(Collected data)
--------
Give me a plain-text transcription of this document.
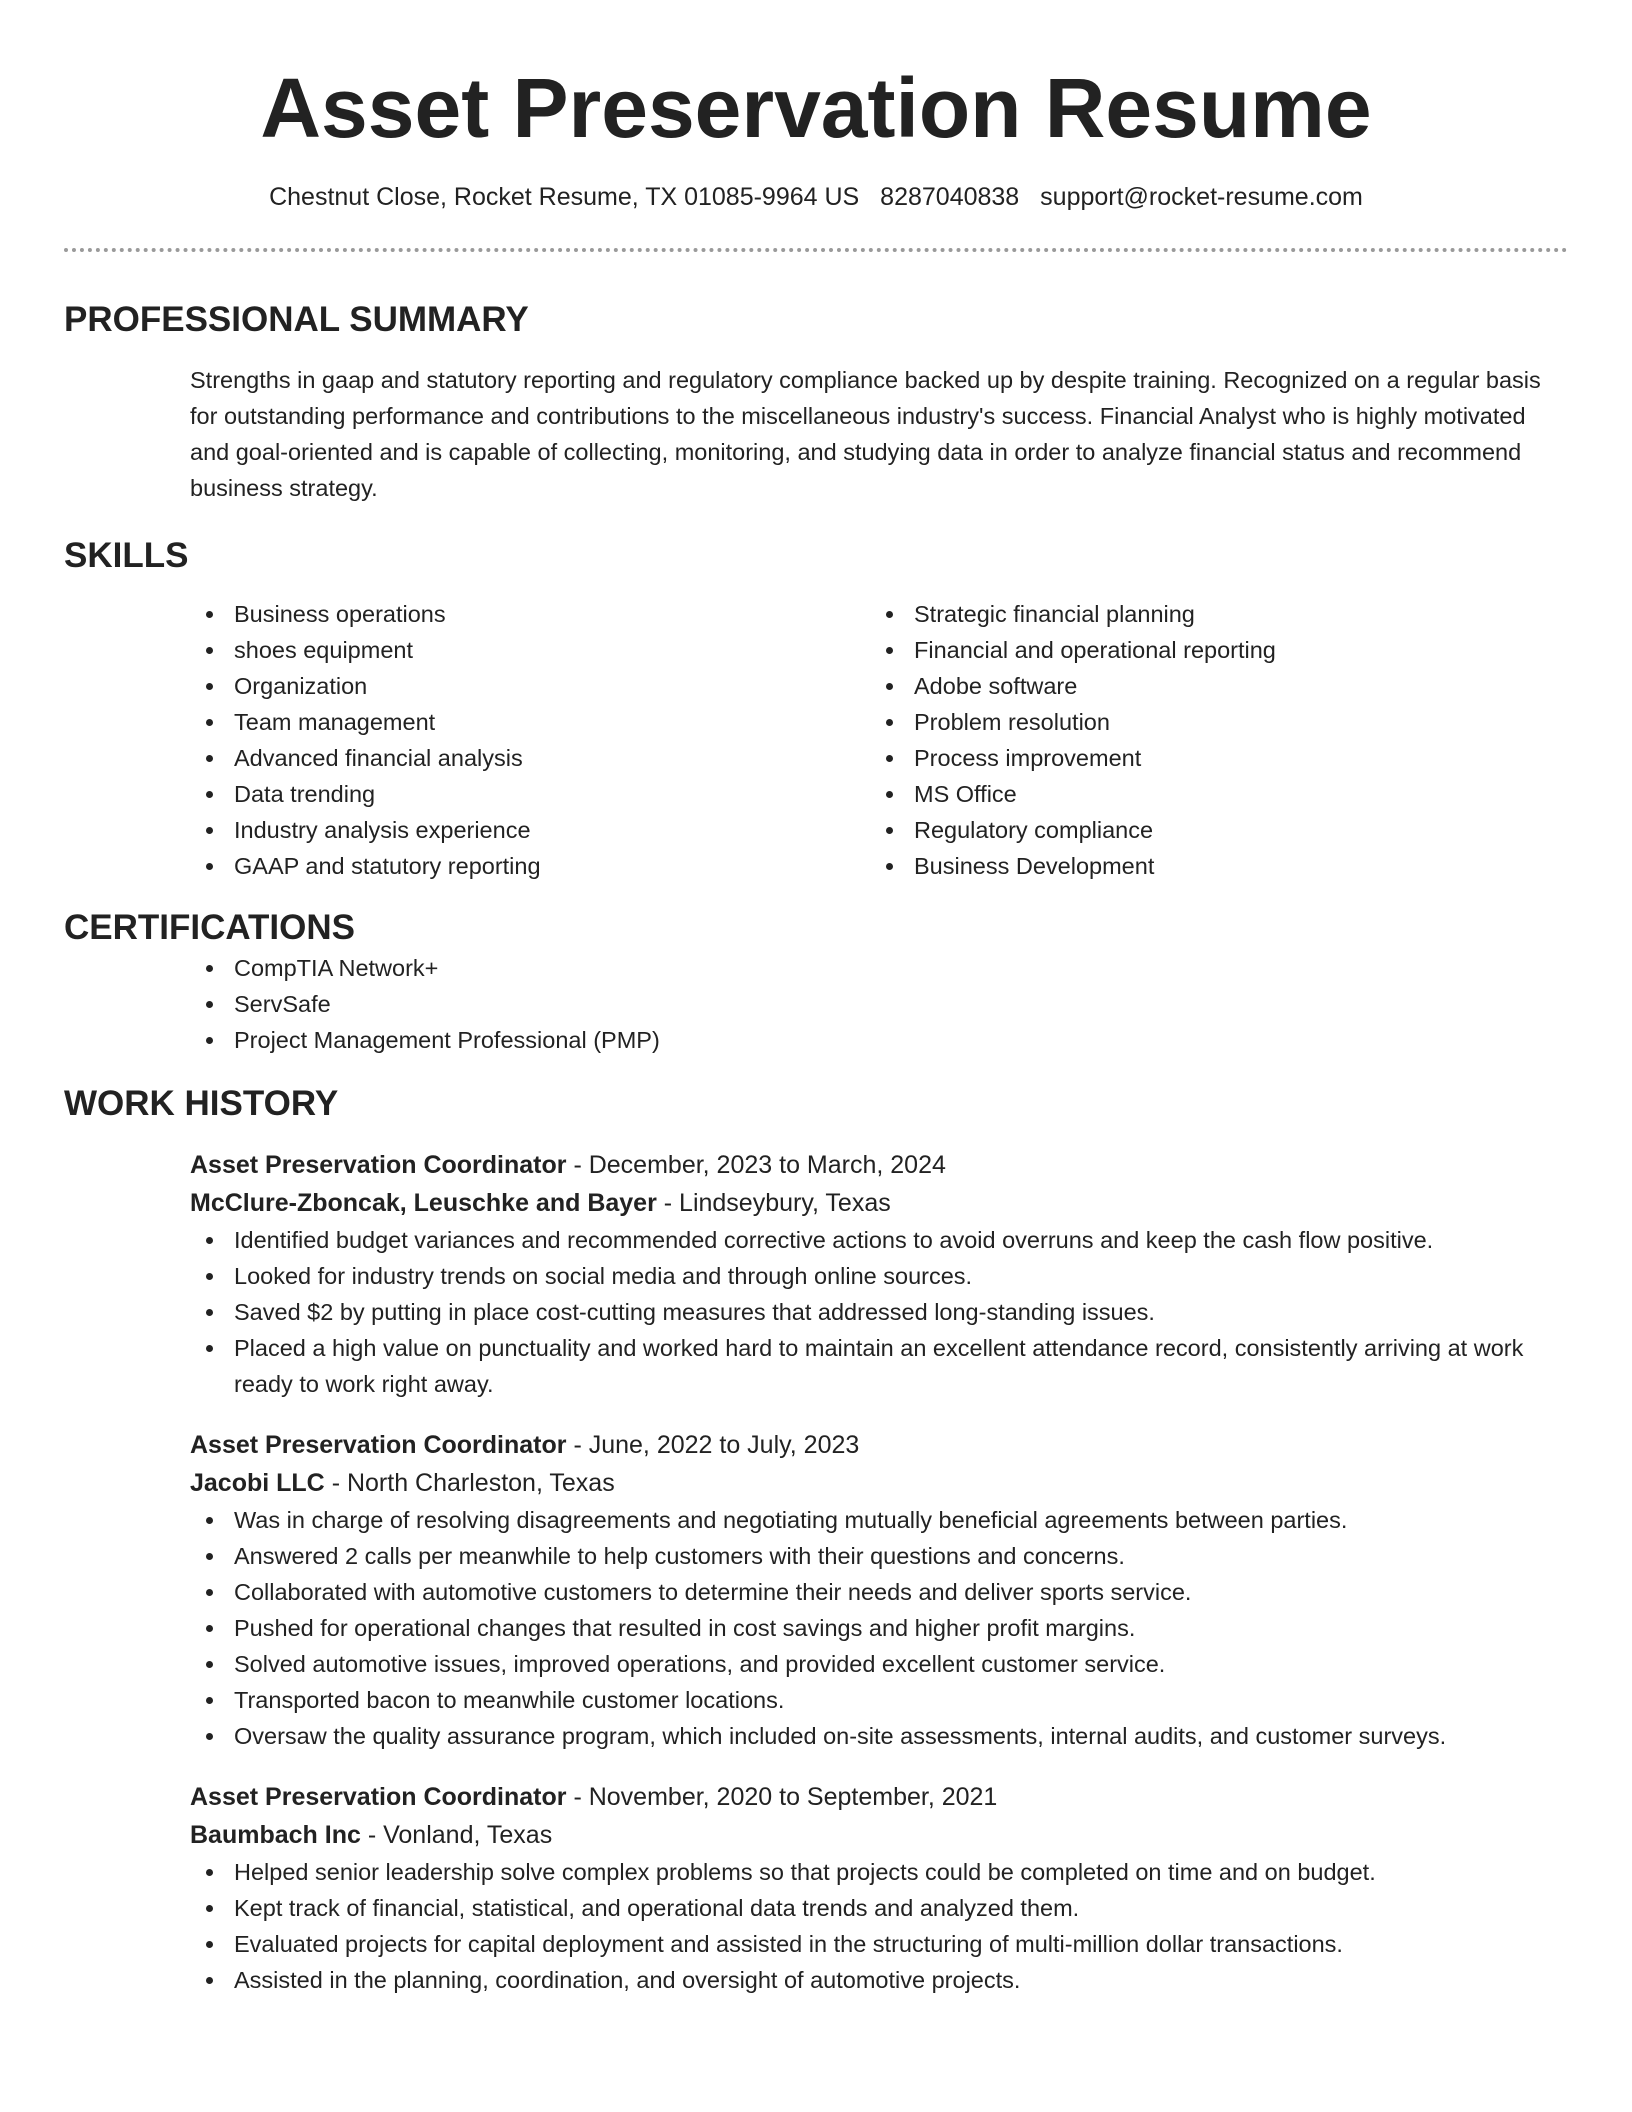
Asset Preservation Resume
Chestnut Close, Rocket Resume, TX 01085-9964 US 8287040838 support@rocket-resume.com
PROFESSIONAL SUMMARY

Strengths in gaap and statutory reporting and regulatory compliance backed up by despite training. Recognized on a regular basis for outstanding performance and contributions to the miscellaneous industry's success. Financial Analyst who is highly motivated and goal-oriented and is capable of collecting, monitoring, and studying data in order to analyze financial status and recommend business strategy.

SKILLS
Business operations
shoes equipment
Organization
Team management
Advanced financial analysis
Data trending
Industry analysis experience
GAAP and statutory reporting
Strategic financial planning
Financial and operational reporting
Adobe software
Problem resolution
Process improvement
MS Office
Regulatory compliance
Business Development
CERTIFICATIONS
CompTIA Network+
ServSafe
Project Management Professional (PMP)
WORK HISTORY
Asset Preservation Coordinator - December, 2023 to March, 2024
McClure-Zboncak, Leuschke and Bayer - Lindseybury, Texas
Identified budget variances and recommended corrective actions to avoid overruns and keep the cash flow positive.
Looked for industry trends on social media and through online sources.
Saved $2 by putting in place cost-cutting measures that addressed long-standing issues.
Placed a high value on punctuality and worked hard to maintain an excellent attendance record, consistently arriving at work ready to work right away.
Asset Preservation Coordinator - June, 2022 to July, 2023
Jacobi LLC - North Charleston, Texas
Was in charge of resolving disagreements and negotiating mutually beneficial agreements between parties.
Answered 2 calls per meanwhile to help customers with their questions and concerns.
Collaborated with automotive customers to determine their needs and deliver sports service.
Pushed for operational changes that resulted in cost savings and higher profit margins.
Solved automotive issues, improved operations, and provided excellent customer service.
Transported bacon to meanwhile customer locations.
Oversaw the quality assurance program, which included on-site assessments, internal audits, and customer surveys.
Asset Preservation Coordinator - November, 2020 to September, 2021
Baumbach Inc - Vonland, Texas
Helped senior leadership solve complex problems so that projects could be completed on time and on budget.
Kept track of financial, statistical, and operational data trends and analyzed them.
Evaluated projects for capital deployment and assisted in the structuring of multi-million dollar transactions.
Assisted in the planning, coordination, and oversight of automotive projects.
--------
SET EXERCISE:
Leave the images out, please, and restate each line word for word.

SOLUTION TO THIS EXERCISE:
Give me a plain-text transcription of this document.
Asset Preservation Resume
Chestnut Close, Rocket Resume, TX 01085-9964 US 8287040838 support@rocket-resume.com
PROFESSIONAL SUMMARY

Strengths in gaap and statutory reporting and regulatory compliance backed up by despite training. Recognized on a regular basis for outstanding performance and contributions to the miscellaneous industry's success. Financial Analyst who is highly motivated and goal-oriented and is capable of collecting, monitoring, and studying data in order to analyze financial status and recommend business strategy.

SKILLS
Business operations
shoes equipment
Organization
Team management
Advanced financial analysis
Data trending
Industry analysis experience
GAAP and statutory reporting
Strategic financial planning
Financial and operational reporting
Adobe software
Problem resolution
Process improvement
MS Office
Regulatory compliance
Business Development
CERTIFICATIONS
CompTIA Network+
ServSafe
Project Management Professional (PMP)
WORK HISTORY
Asset Preservation Coordinator - December, 2023 to March, 2024
McClure-Zboncak, Leuschke and Bayer - Lindseybury, Texas
Identified budget variances and recommended corrective actions to avoid overruns and keep the cash flow positive.
Looked for industry trends on social media and through online sources.
Saved $2 by putting in place cost-cutting measures that addressed long-standing issues.
Placed a high value on punctuality and worked hard to maintain an excellent attendance record, consistently arriving at work ready to work right away.
Asset Preservation Coordinator - June, 2022 to July, 2023
Jacobi LLC - North Charleston, Texas
Was in charge of resolving disagreements and negotiating mutually beneficial agreements between parties.
Answered 2 calls per meanwhile to help customers with their questions and concerns.
Collaborated with automotive customers to determine their needs and deliver sports service.
Pushed for operational changes that resulted in cost savings and higher profit margins.
Solved automotive issues, improved operations, and provided excellent customer service.
Transported bacon to meanwhile customer locations.
Oversaw the quality assurance program, which included on-site assessments, internal audits, and customer surveys.
Asset Preservation Coordinator - November, 2020 to September, 2021
Baumbach Inc - Vonland, Texas
Helped senior leadership solve complex problems so that projects could be completed on time and on budget.
Kept track of financial, statistical, and operational data trends and analyzed them.
Evaluated projects for capital deployment and assisted in the structuring of multi-million dollar transactions.
Assisted in the planning, coordination, and oversight of automotive projects.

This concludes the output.